(Task description)
Repeat the material verbatim. Images are excluded from the copy.

(Material provided)
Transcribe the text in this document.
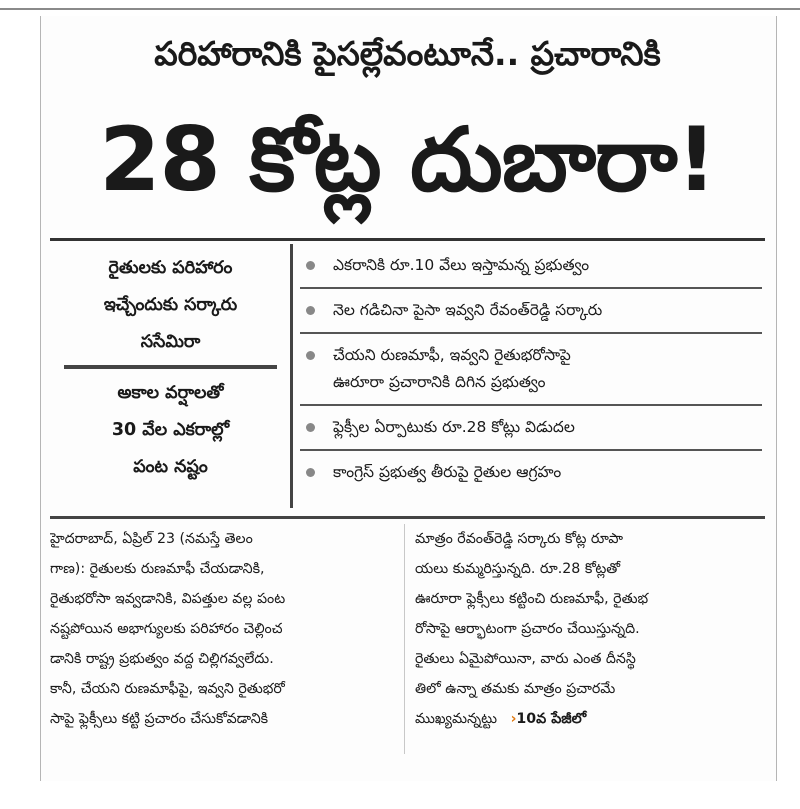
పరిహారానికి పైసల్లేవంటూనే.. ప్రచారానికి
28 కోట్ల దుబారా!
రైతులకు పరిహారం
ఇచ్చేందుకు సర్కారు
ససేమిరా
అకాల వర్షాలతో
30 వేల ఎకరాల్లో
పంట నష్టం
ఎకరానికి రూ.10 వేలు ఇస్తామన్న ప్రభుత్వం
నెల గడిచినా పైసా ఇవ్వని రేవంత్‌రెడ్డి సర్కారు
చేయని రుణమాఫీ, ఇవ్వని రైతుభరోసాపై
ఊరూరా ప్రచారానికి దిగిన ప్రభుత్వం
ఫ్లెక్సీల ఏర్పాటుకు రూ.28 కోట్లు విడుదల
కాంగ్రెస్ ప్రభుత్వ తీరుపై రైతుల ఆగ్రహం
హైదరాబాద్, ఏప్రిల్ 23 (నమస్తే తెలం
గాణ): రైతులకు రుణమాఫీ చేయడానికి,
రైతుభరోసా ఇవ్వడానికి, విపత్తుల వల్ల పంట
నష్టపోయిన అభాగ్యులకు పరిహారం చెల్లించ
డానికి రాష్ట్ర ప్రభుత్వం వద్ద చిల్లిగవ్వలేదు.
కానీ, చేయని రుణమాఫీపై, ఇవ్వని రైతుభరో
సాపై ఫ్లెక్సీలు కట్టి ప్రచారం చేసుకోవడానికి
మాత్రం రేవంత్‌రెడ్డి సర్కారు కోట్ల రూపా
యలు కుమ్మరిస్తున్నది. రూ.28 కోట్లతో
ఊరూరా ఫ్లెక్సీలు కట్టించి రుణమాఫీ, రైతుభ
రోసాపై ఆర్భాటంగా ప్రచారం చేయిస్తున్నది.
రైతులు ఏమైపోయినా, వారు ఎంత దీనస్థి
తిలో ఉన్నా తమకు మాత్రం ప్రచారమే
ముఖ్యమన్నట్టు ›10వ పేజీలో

(Exercise answer)
Transcribe the text in this document.
పరిహారానికి పైసల్లేవంటూనే.. ప్రచారానికి
28 కోట్ల దుబారా!
రైతులకు పరిహారం
ఇచ్చేందుకు సర్కారు
ససేమిరా
అకాల వర్షాలతో
30 వేల ఎకరాల్లో
పంట నష్టం
ఎకరానికి రూ.10 వేలు ఇస్తామన్న ప్రభుత్వం
నెల గడిచినా పైసా ఇవ్వని రేవంత్‌రెడ్డి సర్కారు
చేయని రుణమాఫీ, ఇవ్వని రైతుభరోసాపై
ఊరూరా ప్రచారానికి దిగిన ప్రభుత్వం
ఫ్లెక్సీల ఏర్పాటుకు రూ.28 కోట్లు విడుదల
కాంగ్రెస్ ప్రభుత్వ తీరుపై రైతుల ఆగ్రహం
హైదరాబాద్, ఏప్రిల్ 23 (నమస్తే తెలం
గాణ): రైతులకు రుణమాఫీ చేయడానికి,
రైతుభరోసా ఇవ్వడానికి, విపత్తుల వల్ల పంట
నష్టపోయిన అభాగ్యులకు పరిహారం చెల్లించ
డానికి రాష్ట్ర ప్రభుత్వం వద్ద చిల్లిగవ్వలేదు.
కానీ, చేయని రుణమాఫీపై, ఇవ్వని రైతుభరో
సాపై ఫ్లెక్సీలు కట్టి ప్రచారం చేసుకోవడానికి
మాత్రం రేవంత్‌రెడ్డి సర్కారు కోట్ల రూపా
యలు కుమ్మరిస్తున్నది. రూ.28 కోట్లతో
ఊరూరా ఫ్లెక్సీలు కట్టించి రుణమాఫీ, రైతుభ
రోసాపై ఆర్భాటంగా ప్రచారం చేయిస్తున్నది.
రైతులు ఏమైపోయినా, వారు ఎంత దీనస్థి
తిలో ఉన్నా తమకు మాత్రం ప్రచారమే
ముఖ్యమన్నట్టు ›10వ పేజీలో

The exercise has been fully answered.